▶ _Data records_
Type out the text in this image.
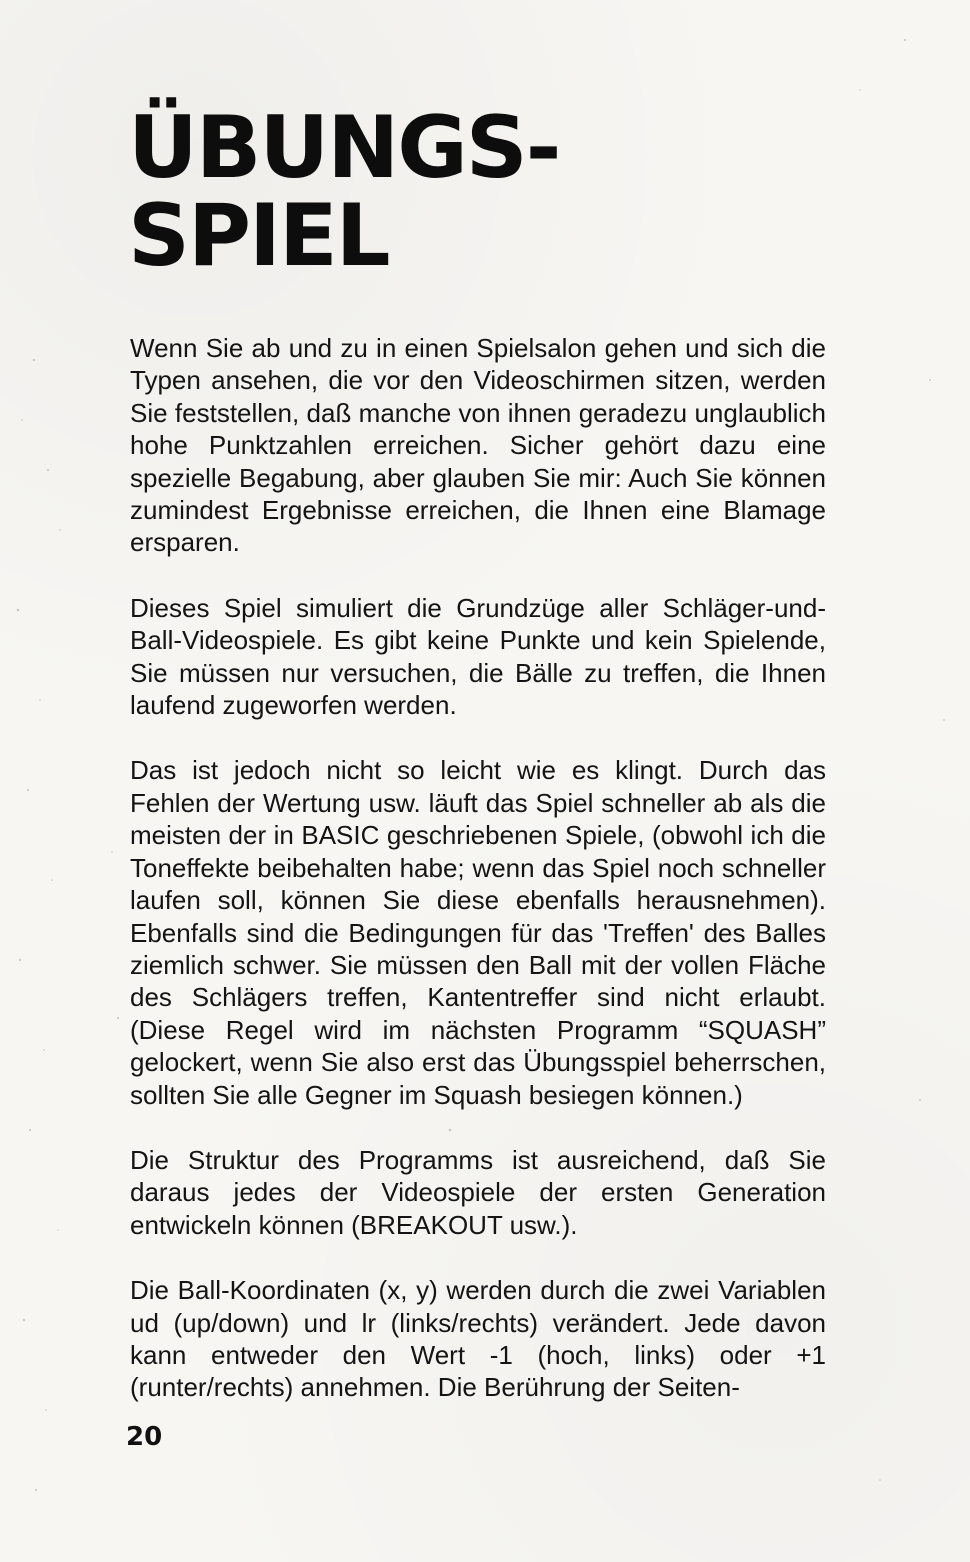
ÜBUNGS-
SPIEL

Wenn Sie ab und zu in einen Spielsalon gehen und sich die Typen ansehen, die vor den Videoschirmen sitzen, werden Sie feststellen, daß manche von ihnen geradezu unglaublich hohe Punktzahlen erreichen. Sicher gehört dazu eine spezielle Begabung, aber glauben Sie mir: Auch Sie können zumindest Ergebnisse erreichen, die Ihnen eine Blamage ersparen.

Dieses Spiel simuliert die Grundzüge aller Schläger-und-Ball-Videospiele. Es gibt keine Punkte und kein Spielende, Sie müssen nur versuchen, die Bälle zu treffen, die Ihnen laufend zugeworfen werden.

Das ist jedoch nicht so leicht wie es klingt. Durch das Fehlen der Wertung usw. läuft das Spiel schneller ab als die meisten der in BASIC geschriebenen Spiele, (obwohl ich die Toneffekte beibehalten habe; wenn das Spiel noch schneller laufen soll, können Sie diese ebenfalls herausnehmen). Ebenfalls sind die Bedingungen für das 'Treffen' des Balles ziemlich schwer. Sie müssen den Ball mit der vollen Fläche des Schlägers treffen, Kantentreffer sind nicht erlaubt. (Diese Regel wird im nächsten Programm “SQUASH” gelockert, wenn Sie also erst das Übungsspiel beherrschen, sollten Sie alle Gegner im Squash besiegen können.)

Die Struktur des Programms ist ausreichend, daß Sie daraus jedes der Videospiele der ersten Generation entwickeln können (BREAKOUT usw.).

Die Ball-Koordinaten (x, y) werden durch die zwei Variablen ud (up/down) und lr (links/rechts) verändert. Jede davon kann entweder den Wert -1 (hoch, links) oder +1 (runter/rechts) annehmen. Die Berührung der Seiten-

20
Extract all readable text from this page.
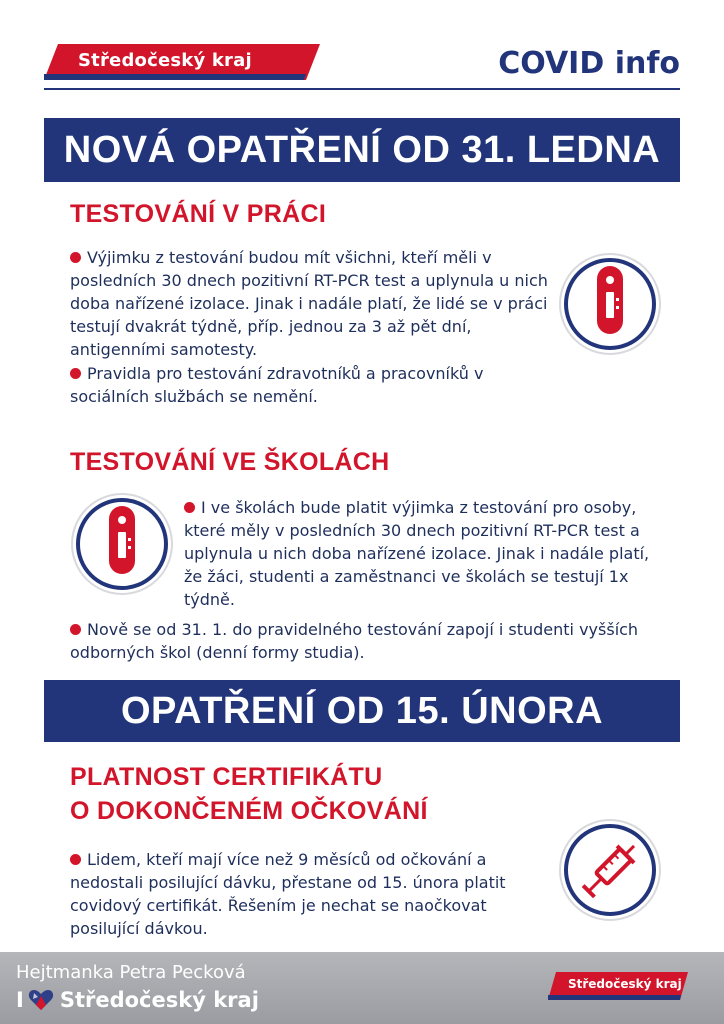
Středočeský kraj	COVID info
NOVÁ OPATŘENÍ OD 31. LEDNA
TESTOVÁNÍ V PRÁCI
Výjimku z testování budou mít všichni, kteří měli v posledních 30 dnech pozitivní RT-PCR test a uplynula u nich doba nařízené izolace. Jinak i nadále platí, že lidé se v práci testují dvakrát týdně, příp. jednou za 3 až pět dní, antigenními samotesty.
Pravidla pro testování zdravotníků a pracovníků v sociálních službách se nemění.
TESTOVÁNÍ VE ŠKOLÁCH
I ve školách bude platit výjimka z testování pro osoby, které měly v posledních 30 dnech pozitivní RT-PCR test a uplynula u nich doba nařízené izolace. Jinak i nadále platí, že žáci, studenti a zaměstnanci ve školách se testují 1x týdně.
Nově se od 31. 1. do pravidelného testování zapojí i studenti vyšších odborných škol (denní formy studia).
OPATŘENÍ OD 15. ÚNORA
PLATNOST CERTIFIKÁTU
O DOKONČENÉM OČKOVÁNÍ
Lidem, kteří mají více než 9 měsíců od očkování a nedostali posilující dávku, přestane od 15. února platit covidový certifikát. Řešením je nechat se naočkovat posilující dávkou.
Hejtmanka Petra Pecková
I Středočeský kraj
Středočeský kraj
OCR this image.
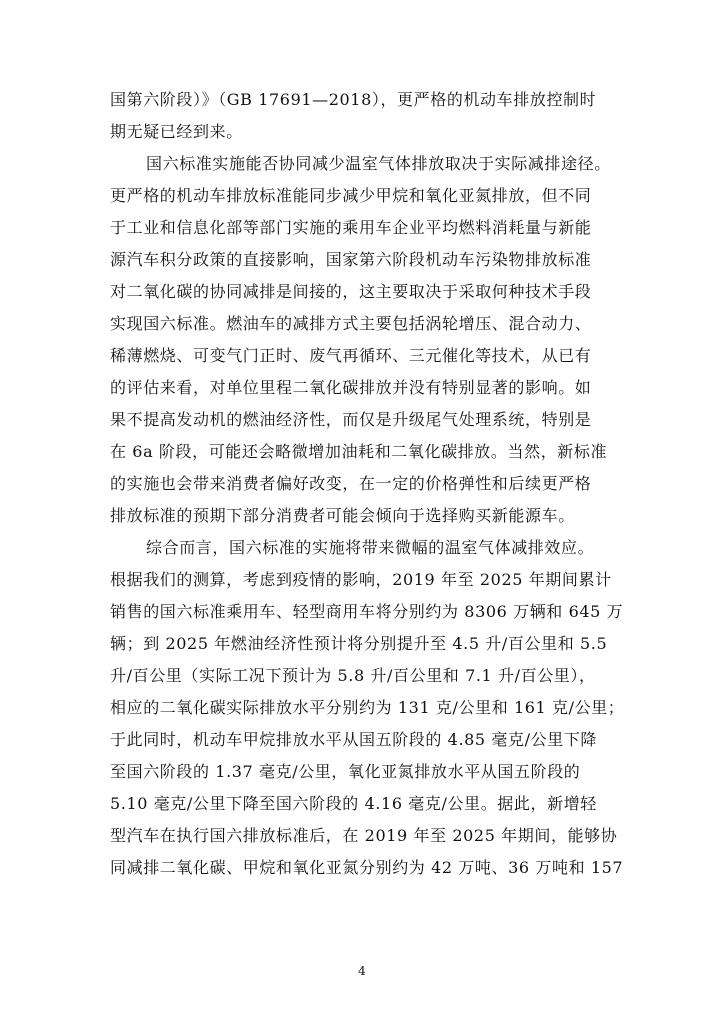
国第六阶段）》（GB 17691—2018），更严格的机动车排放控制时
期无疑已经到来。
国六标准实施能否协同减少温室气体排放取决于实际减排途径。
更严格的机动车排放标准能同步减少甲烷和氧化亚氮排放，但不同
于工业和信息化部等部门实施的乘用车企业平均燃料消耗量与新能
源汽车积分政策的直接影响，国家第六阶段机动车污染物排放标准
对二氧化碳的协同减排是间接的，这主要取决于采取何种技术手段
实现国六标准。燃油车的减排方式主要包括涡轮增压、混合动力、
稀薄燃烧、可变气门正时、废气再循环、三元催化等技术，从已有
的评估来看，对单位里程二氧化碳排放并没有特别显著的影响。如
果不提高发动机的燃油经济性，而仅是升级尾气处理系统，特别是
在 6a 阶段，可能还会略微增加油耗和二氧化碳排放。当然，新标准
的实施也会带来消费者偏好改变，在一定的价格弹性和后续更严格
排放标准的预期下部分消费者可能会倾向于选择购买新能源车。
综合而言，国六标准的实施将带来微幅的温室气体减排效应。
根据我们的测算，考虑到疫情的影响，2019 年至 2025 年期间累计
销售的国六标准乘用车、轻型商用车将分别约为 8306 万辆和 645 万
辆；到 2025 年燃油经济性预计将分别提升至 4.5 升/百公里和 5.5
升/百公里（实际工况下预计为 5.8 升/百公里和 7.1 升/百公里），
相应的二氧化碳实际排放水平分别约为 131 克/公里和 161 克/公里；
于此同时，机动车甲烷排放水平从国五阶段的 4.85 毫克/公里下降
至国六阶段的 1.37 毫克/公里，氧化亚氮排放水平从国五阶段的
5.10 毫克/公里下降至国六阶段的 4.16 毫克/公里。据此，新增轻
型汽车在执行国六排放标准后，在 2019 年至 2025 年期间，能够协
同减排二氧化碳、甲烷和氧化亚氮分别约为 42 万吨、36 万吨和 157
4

▶ _Written problem_
Restate each line of the records exactly; pictures do not belong in the copy.

▶ _Task result_
Type out the text in this image.
ÜBUNGS-
SPIEL

Wenn Sie ab und zu in einen Spielsalon gehen und sich die Typen ansehen, die vor den Videoschirmen sitzen, werden Sie feststellen, daß manche von ihnen geradezu unglaublich hohe Punktzahlen erreichen. Sicher gehört dazu eine spezielle Begabung, aber glauben Sie mir: Auch Sie können zumindest Ergebnisse erreichen, die Ihnen eine Blamage ersparen.

Dieses Spiel simuliert die Grundzüge aller Schläger-und-Ball-Videospiele. Es gibt keine Punkte und kein Spielende, Sie müssen nur versuchen, die Bälle zu treffen, die Ihnen laufend zugeworfen werden.

Das ist jedoch nicht so leicht wie es klingt. Durch das Fehlen der Wertung usw. läuft das Spiel schneller ab als die meisten der in BASIC geschriebenen Spiele, (obwohl ich die Toneffekte beibehalten habe; wenn das Spiel noch schneller laufen soll, können Sie diese ebenfalls herausnehmen). Ebenfalls sind die Bedingungen für das 'Treffen' des Balles ziemlich schwer. Sie müssen den Ball mit der vollen Fläche des Schlägers treffen, Kantentreffer sind nicht erlaubt. (Diese Regel wird im nächsten Programm “SQUASH” gelockert, wenn Sie also erst das Übungsspiel beherrschen, sollten Sie alle Gegner im Squash besiegen können.)

Die Struktur des Programms ist ausreichend, daß Sie daraus jedes der Videospiele der ersten Generation entwickeln können (BREAKOUT usw.).

Die Ball-Koordinaten (x, y) werden durch die zwei Variablen ud (up/down) und lr (links/rechts) verändert. Jede davon kann entweder den Wert -1 (hoch, links) oder +1 (runter/rechts) annehmen. Die Berührung der Seiten-

20
Extract all readable text from this page.
Středočeský kraj	COVID info
NOVÁ OPATŘENÍ OD 31. LEDNA
TESTOVÁNÍ V PRÁCI
Výjimku z testování budou mít všichni, kteří měli v posledních 30 dnech pozitivní RT-PCR test a uplynula u nich doba nařízené izolace. Jinak i nadále platí, že lidé se v práci testují dvakrát týdně, příp. jednou za 3 až pět dní, antigenními samotesty.
Pravidla pro testování zdravotníků a pracovníků v sociálních službách se nemění.
TESTOVÁNÍ VE ŠKOLÁCH
I ve školách bude platit výjimka z testování pro osoby, které měly v posledních 30 dnech pozitivní RT-PCR test a uplynula u nich doba nařízené izolace. Jinak i nadále platí, že žáci, studenti a zaměstnanci ve školách se testují 1x týdně.
Nově se od 31. 1. do pravidelného testování zapojí i studenti vyšších odborných škol (denní formy studia).
OPATŘENÍ OD 15. ÚNORA
PLATNOST CERTIFIKÁTU
O DOKONČENÉM OČKOVÁNÍ
Lidem, kteří mají více než 9 měsíců od očkování a nedostali posilující dávku, přestane od 15. února platit covidový certifikát. Řešením je nechat se naočkovat posilující dávkou.
Hejtmanka Petra Pecková
I Středočeský kraj
Středočeský kraj
OCR this image.
国第六阶段）》（GB 17691—2018），更严格的机动车排放控制时
期无疑已经到来。
国六标准实施能否协同减少温室气体排放取决于实际减排途径。
更严格的机动车排放标准能同步减少甲烷和氧化亚氮排放，但不同
于工业和信息化部等部门实施的乘用车企业平均燃料消耗量与新能
源汽车积分政策的直接影响，国家第六阶段机动车污染物排放标准
对二氧化碳的协同减排是间接的，这主要取决于采取何种技术手段
实现国六标准。燃油车的减排方式主要包括涡轮增压、混合动力、
稀薄燃烧、可变气门正时、废气再循环、三元催化等技术，从已有
的评估来看，对单位里程二氧化碳排放并没有特别显著的影响。如
果不提高发动机的燃油经济性，而仅是升级尾气处理系统，特别是
在 6a 阶段，可能还会略微增加油耗和二氧化碳排放。当然，新标准
的实施也会带来消费者偏好改变，在一定的价格弹性和后续更严格
排放标准的预期下部分消费者可能会倾向于选择购买新能源车。
综合而言，国六标准的实施将带来微幅的温室气体减排效应。
根据我们的测算，考虑到疫情的影响，2019 年至 2025 年期间累计
销售的国六标准乘用车、轻型商用车将分别约为 8306 万辆和 645 万
辆；到 2025 年燃油经济性预计将分别提升至 4.5 升/百公里和 5.5
升/百公里（实际工况下预计为 5.8 升/百公里和 7.1 升/百公里），
相应的二氧化碳实际排放水平分别约为 131 克/公里和 161 克/公里；
于此同时，机动车甲烷排放水平从国五阶段的 4.85 毫克/公里下降
至国六阶段的 1.37 毫克/公里，氧化亚氮排放水平从国五阶段的
5.10 毫克/公里下降至国六阶段的 4.16 毫克/公里。据此，新增轻
型汽车在执行国六排放标准后，在 2019 年至 2025 年期间，能够协
同减排二氧化碳、甲烷和氧化亚氮分别约为 42 万吨、36 万吨和 157
4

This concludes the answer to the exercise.